Lesetext:
Heute zählt der Velociraptor neben dem Tyrannosaurus rex und dem Stegosaurus zwar zu den bekanntesten Dinosauriern, aber die Geschöpfe unserer Vorstellung haben mit den Kreaturen der Oberkreide vor etwa 70 Millionen Jahren ziemlich wenig gemein.
Das beginnt schon mal damit, dass Velociraptoren nicht im heutigen Montana, sondern in der Mongolei und China gelebt haben, daher der wissenschaftliche Name Velociraptor mongoliensis. Für Dinosaurier waren sie ziemlich schlau, aber eben nicht schlauer als heutige Delfine oder Primaten — eher wie Hühner oder Opossums. Mannshoch waren sie auch nicht, sondern etwa so groß wie ein Truthahn, aber mit einem gut einen Meter langen Schwanz. Man schätzt, dass sie weniger als 15 Kilogramm wogen, daher ist es schwer vorstellbar, dass sie einen Menschen hätten töten können. In Wahrheit waren sie wahrscheinlich Aasfresser, die sich vom Fleisch von Kadavern ernährten.
Außerdem waren Velociraptoren nicht beschuppt, sondern gefiedert. Das wissen wir, weil Paläontologen 2007 am Unterarm eines Fossils Federbälge nachweisen konnten; eigentlich war aber schon zu Crichtons Zeit bekannt gewesen, dass Velociraptoren und ihre Verwandten aus der Familie der Dromaeosauridae ein Federkleid besaßen. Geflogen sind Velociraptoren wohl nicht — ihre Vorfahren dagegen schon, und Mark Norell vom American Museum of Natural History meint dazu: »Je mehr wir über diese Tiere herausfinden, desto mehr erkennen wir, dass zwischen Vögeln und ihren direkten Dinosaurier-Ahnen — wie dem Velociraptor — im Grunde kein Unterschied besteht.« Beide besitzen ein Gabelbein, brüten in Nestern, haben hohle Knochen und sind gefiedert. Wenn es Tiere wie den Velociraptor heute noch gäbe, dann würden wir sie auf den ersten Blick wahrscheinlich für sehr seltsam aussehende Vögel halten.« Ein Museumsführer im Houston Museum of Natural Science hat mich kürzlich darauf hingewiesen, dass auf Bildern Vögel ohne Federn Dinosauriern sehr ähnlich sehen.

Aufgabenstellung:
Übertragen Sie aus dem Text über den Velociraptor die Passage von „Das beginnt schon“ bis „von Kadavern ernährten.“ wortgetreu.

Gegebene Angaben:
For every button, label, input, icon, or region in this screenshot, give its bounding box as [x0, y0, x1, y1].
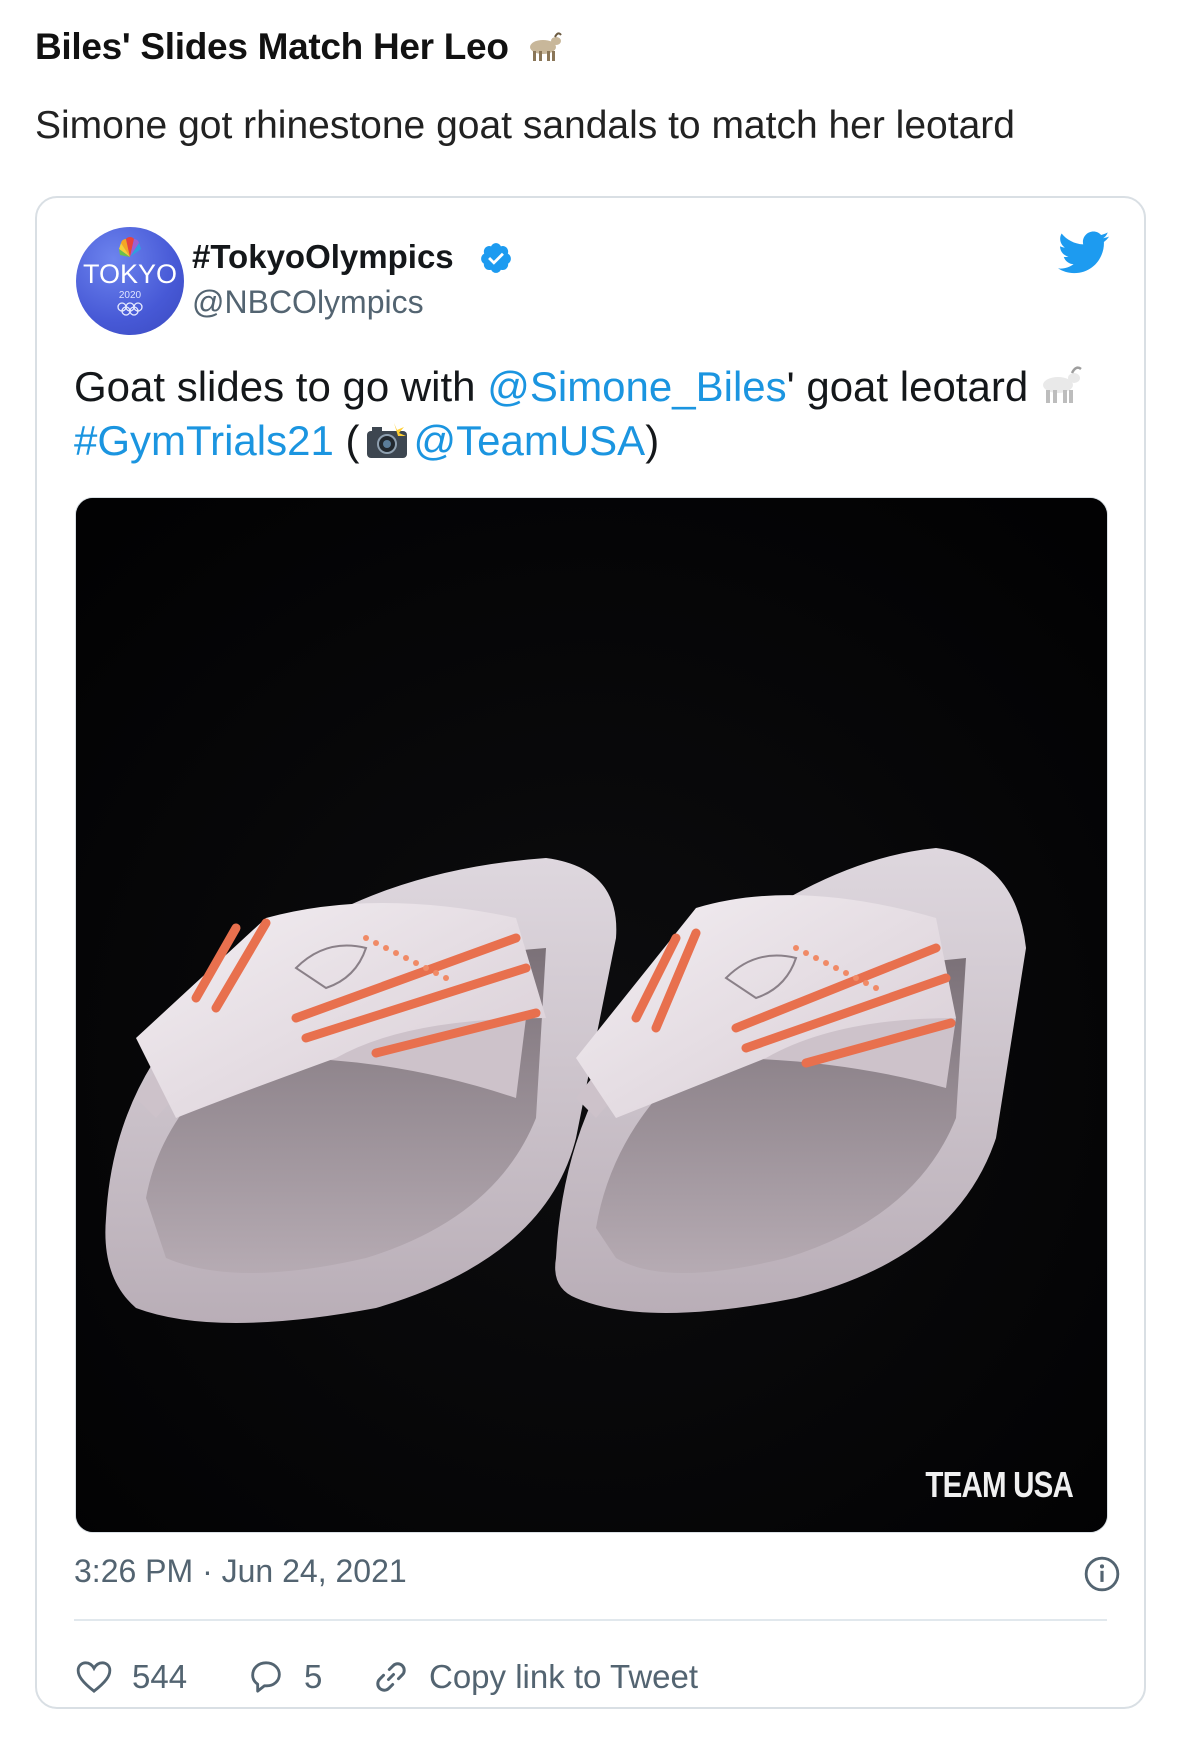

Endgültige Antwort:
Das beginnt schon mal damit, dass Velociraptoren nicht im heutigen Montana, sondern in der Mongolei und China gelebt haben, daher der wissenschaftliche Name Velociraptor mongoliensis. Für Dinosaurier waren sie ziemlich schlau, aber eben nicht schlauer als heutige Delfine oder Primaten — eher wie Hühner oder Opossums. Mannshoch waren sie auch nicht, sondern etwa so groß wie ein Truthahn, aber mit einem gut einen Meter langen Schwanz. Man schätzt, dass sie weniger als 15 Kilogramm wogen, daher ist es schwer vorstellbar, dass sie einen Menschen hätten töten können. In Wahrheit waren sie wahrscheinlich Aasfresser, die sich vom Fleisch von Kadavern ernährten.